**Task brief**
For this exercise, copy out each line of the material below that includes "zeleno".

───── Stored records ─────

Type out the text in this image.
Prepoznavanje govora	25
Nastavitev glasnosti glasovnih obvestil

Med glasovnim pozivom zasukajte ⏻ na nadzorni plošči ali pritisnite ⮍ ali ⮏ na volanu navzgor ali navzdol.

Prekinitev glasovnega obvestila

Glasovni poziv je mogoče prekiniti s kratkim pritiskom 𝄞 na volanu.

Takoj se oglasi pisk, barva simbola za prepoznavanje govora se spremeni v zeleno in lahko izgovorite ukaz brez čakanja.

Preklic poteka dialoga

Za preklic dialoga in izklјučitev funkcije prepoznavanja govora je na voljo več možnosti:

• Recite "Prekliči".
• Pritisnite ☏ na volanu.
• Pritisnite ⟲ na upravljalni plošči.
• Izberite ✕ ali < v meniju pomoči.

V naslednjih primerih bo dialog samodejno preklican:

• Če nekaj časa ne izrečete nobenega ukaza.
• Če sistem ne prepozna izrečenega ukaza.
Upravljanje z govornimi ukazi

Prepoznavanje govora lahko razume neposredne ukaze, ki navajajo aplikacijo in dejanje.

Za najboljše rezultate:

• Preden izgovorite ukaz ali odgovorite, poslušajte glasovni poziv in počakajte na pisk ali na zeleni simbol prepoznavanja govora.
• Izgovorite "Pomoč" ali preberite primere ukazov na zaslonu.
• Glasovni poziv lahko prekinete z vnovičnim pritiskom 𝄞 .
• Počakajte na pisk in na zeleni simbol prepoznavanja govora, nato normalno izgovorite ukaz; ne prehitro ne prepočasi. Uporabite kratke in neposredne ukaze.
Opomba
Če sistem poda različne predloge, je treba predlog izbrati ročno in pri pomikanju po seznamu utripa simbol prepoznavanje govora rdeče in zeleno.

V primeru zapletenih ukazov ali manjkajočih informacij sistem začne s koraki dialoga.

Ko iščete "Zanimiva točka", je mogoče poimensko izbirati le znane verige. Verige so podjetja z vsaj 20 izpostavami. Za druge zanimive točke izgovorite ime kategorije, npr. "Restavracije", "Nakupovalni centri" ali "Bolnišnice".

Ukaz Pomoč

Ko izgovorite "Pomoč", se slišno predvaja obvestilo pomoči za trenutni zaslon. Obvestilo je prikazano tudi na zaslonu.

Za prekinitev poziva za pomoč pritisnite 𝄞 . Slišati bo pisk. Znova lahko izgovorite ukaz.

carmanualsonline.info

─────

**Answer to this exercise**
Takoj se oglasi pisk, barva simbola za prepoznavanje govora se spremeni v zeleno in lahko izgovorite ukaz brez čakanja.
Če sistem poda različne predloge, je treba predlog izbrati ročno in pri pomikanju po seznamu utripa simbol prepoznavanje govora rdeče in zeleno.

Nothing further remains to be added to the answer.